» **PROBLEM REQUIREMENTS**
Find how many lines in the data below include the word "text", then write only that number.

-*-*-

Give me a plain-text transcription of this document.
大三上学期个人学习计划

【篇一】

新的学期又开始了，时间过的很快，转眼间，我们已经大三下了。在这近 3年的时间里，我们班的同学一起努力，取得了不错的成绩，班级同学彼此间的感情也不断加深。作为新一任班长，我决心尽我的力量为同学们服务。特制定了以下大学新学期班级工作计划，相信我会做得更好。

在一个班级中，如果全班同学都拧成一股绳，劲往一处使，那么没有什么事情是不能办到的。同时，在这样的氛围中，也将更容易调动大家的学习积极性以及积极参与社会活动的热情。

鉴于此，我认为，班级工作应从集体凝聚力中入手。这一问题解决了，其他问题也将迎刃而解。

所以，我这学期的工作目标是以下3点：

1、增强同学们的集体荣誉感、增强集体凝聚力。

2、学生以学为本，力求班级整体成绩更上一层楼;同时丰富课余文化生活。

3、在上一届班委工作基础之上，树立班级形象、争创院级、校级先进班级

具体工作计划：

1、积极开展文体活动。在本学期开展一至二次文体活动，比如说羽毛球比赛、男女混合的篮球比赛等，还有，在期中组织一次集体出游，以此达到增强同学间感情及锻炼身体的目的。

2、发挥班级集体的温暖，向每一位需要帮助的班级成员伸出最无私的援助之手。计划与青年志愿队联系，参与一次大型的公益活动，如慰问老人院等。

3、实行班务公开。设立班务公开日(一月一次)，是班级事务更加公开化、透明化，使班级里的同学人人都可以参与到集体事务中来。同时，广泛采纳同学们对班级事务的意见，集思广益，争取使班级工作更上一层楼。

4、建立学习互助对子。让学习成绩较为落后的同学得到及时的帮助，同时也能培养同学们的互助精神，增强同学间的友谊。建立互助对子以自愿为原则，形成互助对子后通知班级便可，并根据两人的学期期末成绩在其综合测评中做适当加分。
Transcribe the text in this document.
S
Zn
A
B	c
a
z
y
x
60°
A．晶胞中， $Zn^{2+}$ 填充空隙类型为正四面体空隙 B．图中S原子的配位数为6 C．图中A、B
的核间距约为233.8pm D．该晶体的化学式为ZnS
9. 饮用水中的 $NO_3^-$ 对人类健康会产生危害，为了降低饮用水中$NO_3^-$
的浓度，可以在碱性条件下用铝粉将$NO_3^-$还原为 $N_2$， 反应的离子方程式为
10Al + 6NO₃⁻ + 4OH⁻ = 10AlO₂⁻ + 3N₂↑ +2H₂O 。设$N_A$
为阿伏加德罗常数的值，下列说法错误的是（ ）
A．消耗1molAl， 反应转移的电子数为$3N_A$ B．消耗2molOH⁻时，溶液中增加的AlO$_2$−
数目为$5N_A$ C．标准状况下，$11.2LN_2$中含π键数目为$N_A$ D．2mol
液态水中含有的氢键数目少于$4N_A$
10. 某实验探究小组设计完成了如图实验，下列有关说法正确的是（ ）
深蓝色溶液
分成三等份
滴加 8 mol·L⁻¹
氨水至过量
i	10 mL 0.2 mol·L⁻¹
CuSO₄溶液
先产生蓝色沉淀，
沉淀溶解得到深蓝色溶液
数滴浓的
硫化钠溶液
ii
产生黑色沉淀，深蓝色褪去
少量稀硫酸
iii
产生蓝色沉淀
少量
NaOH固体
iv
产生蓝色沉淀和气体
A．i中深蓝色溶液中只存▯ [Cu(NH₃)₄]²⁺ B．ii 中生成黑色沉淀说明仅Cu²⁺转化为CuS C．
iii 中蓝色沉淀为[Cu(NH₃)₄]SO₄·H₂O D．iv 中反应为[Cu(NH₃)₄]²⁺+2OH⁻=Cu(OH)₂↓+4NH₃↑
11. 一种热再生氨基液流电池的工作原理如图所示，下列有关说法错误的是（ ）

-*-*-

» **TASK RESULT**
2